[WHAT YOU HAVE TO DO]:
State how many lines of the entries hold the string "JSON". Reply with the number alone.

[LISTED RECORDS]:
|---|
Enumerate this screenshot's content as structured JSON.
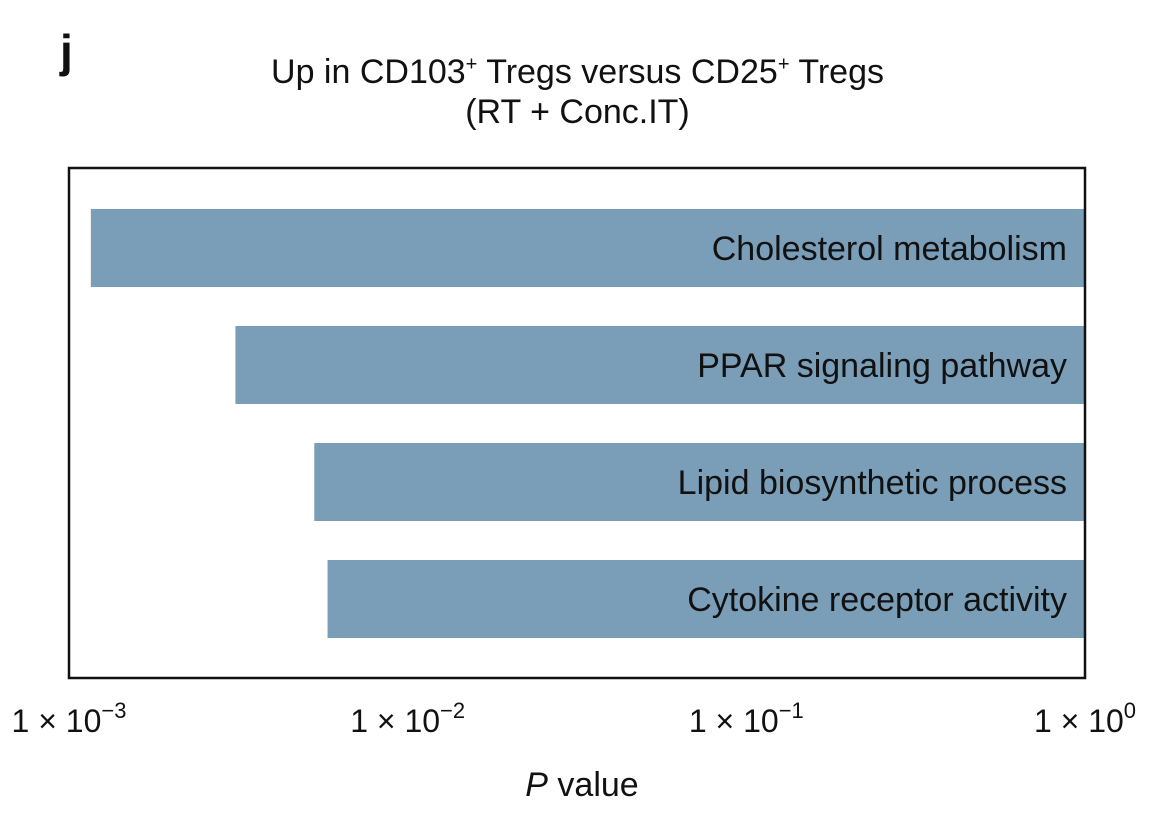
{
  "panel_letter": "j",
  "chart_data": {
    "type": "bar",
    "orientation": "horizontal",
    "title": {
      "line1_parts": [
        "Up in CD103",
        "+",
        " Tregs versus CD25",
        "+",
        " Tregs"
      ],
      "line2": "(RT + Conc.IT)"
    },
    "categories": [
      "Cholesterol metabolism",
      "PPAR signaling pathway",
      "Lipid biosynthetic process",
      "Cytokine receptor activity"
    ],
    "values": [
      0.00116,
      0.0031,
      0.0053,
      0.0058
    ],
    "xscale": "log",
    "xlim": [
      0.001,
      1
    ],
    "xticks": [
      {
        "value": 0.001,
        "mantissa": "1 × 10",
        "exp": "−3"
      },
      {
        "value": 0.01,
        "mantissa": "1 × 10",
        "exp": "−2"
      },
      {
        "value": 0.1,
        "mantissa": "1 × 10",
        "exp": "−1"
      },
      {
        "value": 1,
        "mantissa": "1 × 10",
        "exp": "0"
      }
    ],
    "xlabel_italic": "P",
    "xlabel_rest": " value",
    "ylabel": "",
    "grid": false,
    "bar_color": "#7a9eb7",
    "bar_label_position": "inside-right"
  }
}
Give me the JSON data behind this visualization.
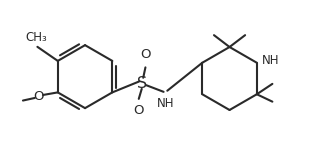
{
  "background_color": "#ffffff",
  "line_color": "#2a2a2a",
  "figsize": [
    3.22,
    1.57
  ],
  "dpi": 100,
  "bond_lw": 1.5,
  "font_size": 8.5,
  "xlim": [
    0.0,
    8.5
  ],
  "ylim": [
    0.0,
    4.2
  ]
}
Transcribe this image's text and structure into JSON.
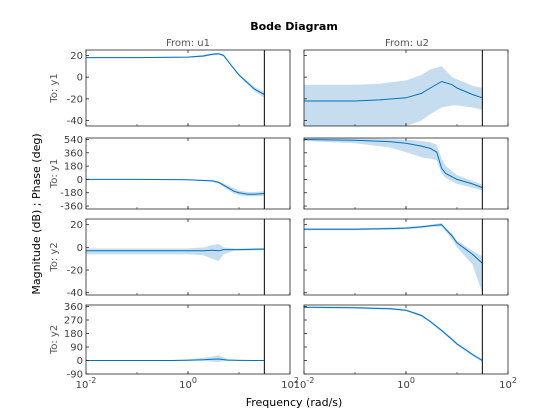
{
  "figure": {
    "title": "Bode Diagram",
    "xlabel": "Frequency  (rad/s)",
    "ylabel": "Magnitude (dB) ; Phase (deg)"
  },
  "colors": {
    "line": "#0072BD",
    "band": "#C5DDEF",
    "axis": "#262626",
    "tick_text": "#404040",
    "marker": "#000000"
  },
  "chart_data": {
    "type": "line",
    "x_scale": "log",
    "xlim": [
      0.01,
      100
    ],
    "x_ticks": [
      0.01,
      1,
      100
    ],
    "x_tick_labels": [
      "10^-2",
      "10^0",
      "10^2"
    ],
    "columns": [
      "From: u1",
      "From: u2"
    ],
    "rows": [
      "To: y1",
      "To: y1",
      "To: y2",
      "To: y2"
    ],
    "row_quantities": [
      "Magnitude (dB)",
      "Phase (deg)",
      "Magnitude (dB)",
      "Phase (deg)"
    ],
    "nyquist_frequency": 31.4,
    "row_axes": [
      {
        "ylim": [
          -45,
          25
        ],
        "y_ticks": [
          20,
          0,
          -20,
          -40
        ],
        "y_tick_labels": [
          "20",
          "0",
          "-20",
          "-40"
        ]
      },
      {
        "ylim": [
          -400,
          560
        ],
        "y_ticks": [
          540,
          360,
          180,
          0,
          -180,
          -360
        ],
        "y_tick_labels": [
          "540",
          "360",
          "180",
          "0",
          "-180",
          "-360"
        ]
      },
      {
        "ylim": [
          -42,
          25
        ],
        "y_ticks": [
          20,
          0,
          -20,
          -40
        ],
        "y_tick_labels": [
          "20",
          "0",
          "-20",
          "-40"
        ]
      },
      {
        "ylim": [
          -90,
          370
        ],
        "y_ticks": [
          360,
          270,
          180,
          90,
          0,
          -90
        ],
        "y_tick_labels": [
          "360",
          "270",
          "180",
          "90",
          "0",
          "-90"
        ]
      }
    ],
    "panels": [
      {
        "row": 0,
        "col": 0,
        "x": [
          0.01,
          0.1,
          1,
          2,
          3,
          4,
          5,
          7,
          10,
          20,
          31.4
        ],
        "y": [
          18,
          18,
          18.5,
          19.5,
          21,
          21.5,
          20,
          11,
          2,
          -11,
          -16
        ],
        "upper": [
          18.5,
          18.5,
          19,
          20.5,
          22,
          22.5,
          21,
          12,
          3,
          -9,
          -14
        ],
        "lower": [
          17.5,
          17.5,
          18,
          18.5,
          20,
          20.5,
          19,
          10,
          1,
          -13,
          -19
        ]
      },
      {
        "row": 0,
        "col": 1,
        "x": [
          0.01,
          0.1,
          0.3,
          1,
          2,
          3,
          5,
          8,
          10,
          20,
          31.4
        ],
        "y": [
          -22,
          -22,
          -21,
          -19,
          -15,
          -10,
          -4,
          -7,
          -10,
          -16,
          -19
        ],
        "upper": [
          -7,
          -7,
          -6,
          -3,
          2,
          7,
          10,
          0,
          -2,
          -8,
          -10
        ],
        "lower": [
          -45,
          -45,
          -45,
          -45,
          -40,
          -34,
          -28,
          -26,
          -26,
          -28,
          -30
        ]
      },
      {
        "row": 1,
        "col": 0,
        "x": [
          0.01,
          0.1,
          1,
          3,
          4,
          6,
          8,
          10,
          15,
          20,
          31.4
        ],
        "y": [
          0,
          0,
          -5,
          -20,
          -40,
          -110,
          -160,
          -180,
          -200,
          -200,
          -190
        ],
        "upper": [
          5,
          5,
          2,
          -8,
          -25,
          -80,
          -120,
          -150,
          -170,
          -170,
          -160
        ],
        "lower": [
          -5,
          -5,
          -12,
          -32,
          -55,
          -140,
          -190,
          -215,
          -230,
          -230,
          -220
        ]
      },
      {
        "row": 1,
        "col": 1,
        "x": [
          0.01,
          0.1,
          0.5,
          1,
          2,
          3,
          4,
          5,
          6,
          10,
          20,
          31.4
        ],
        "y": [
          540,
          530,
          510,
          490,
          450,
          420,
          370,
          150,
          80,
          0,
          -60,
          -110
        ],
        "upper": [
          560,
          555,
          545,
          540,
          520,
          500,
          470,
          280,
          180,
          60,
          -20,
          -70
        ],
        "lower": [
          520,
          490,
          430,
          370,
          300,
          280,
          260,
          80,
          20,
          -60,
          -110,
          -150
        ]
      },
      {
        "row": 2,
        "col": 0,
        "x": [
          0.01,
          0.1,
          0.5,
          1,
          2,
          3,
          4,
          5,
          8,
          10,
          31.4
        ],
        "y": [
          -3,
          -3,
          -3,
          -3,
          -3,
          -2.5,
          -3,
          -2,
          -2,
          -2,
          -1.5
        ],
        "upper": [
          -1,
          -1,
          -1,
          -1,
          0,
          2,
          3,
          0,
          -1,
          -1,
          -0.5
        ],
        "lower": [
          -6,
          -6,
          -6,
          -6,
          -7,
          -10,
          -12,
          -6,
          -3,
          -3,
          -2.5
        ]
      },
      {
        "row": 2,
        "col": 1,
        "x": [
          0.01,
          0.1,
          0.5,
          1,
          2,
          3,
          5,
          6,
          8,
          10,
          20,
          31.4
        ],
        "y": [
          16,
          16,
          16.5,
          17,
          18,
          19,
          20,
          16,
          10,
          4,
          -6,
          -14
        ],
        "upper": [
          17,
          17,
          17.5,
          18,
          19,
          20,
          21.5,
          17.5,
          12,
          6,
          -3,
          -8
        ],
        "lower": [
          15,
          15,
          15.5,
          16,
          17,
          18,
          18.5,
          14,
          7,
          0,
          -15,
          -40
        ]
      },
      {
        "row": 3,
        "col": 0,
        "x": [
          0.01,
          0.1,
          0.5,
          1,
          2,
          3,
          4,
          5,
          6,
          10,
          20,
          31.4
        ],
        "y": [
          0,
          0,
          0,
          2,
          5,
          8,
          10,
          6,
          3,
          1,
          0,
          0
        ],
        "upper": [
          3,
          3,
          4,
          8,
          18,
          26,
          35,
          20,
          10,
          5,
          2,
          2
        ],
        "lower": [
          -2,
          -2,
          -2,
          -1,
          -3,
          -8,
          -10,
          -5,
          -2,
          -1,
          -1,
          -1
        ]
      },
      {
        "row": 3,
        "col": 1,
        "x": [
          0.01,
          0.1,
          0.5,
          1,
          2,
          3,
          5,
          8,
          10,
          15,
          20,
          31.4
        ],
        "y": [
          355,
          352,
          345,
          335,
          300,
          260,
          200,
          140,
          110,
          70,
          40,
          0
        ],
        "upper": [
          360,
          358,
          352,
          342,
          308,
          268,
          210,
          150,
          120,
          80,
          50,
          10
        ],
        "lower": [
          350,
          346,
          338,
          328,
          292,
          252,
          190,
          130,
          100,
          60,
          30,
          -10
        ]
      }
    ]
  }
}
|---|
[SOLVED PROBLEM]:
3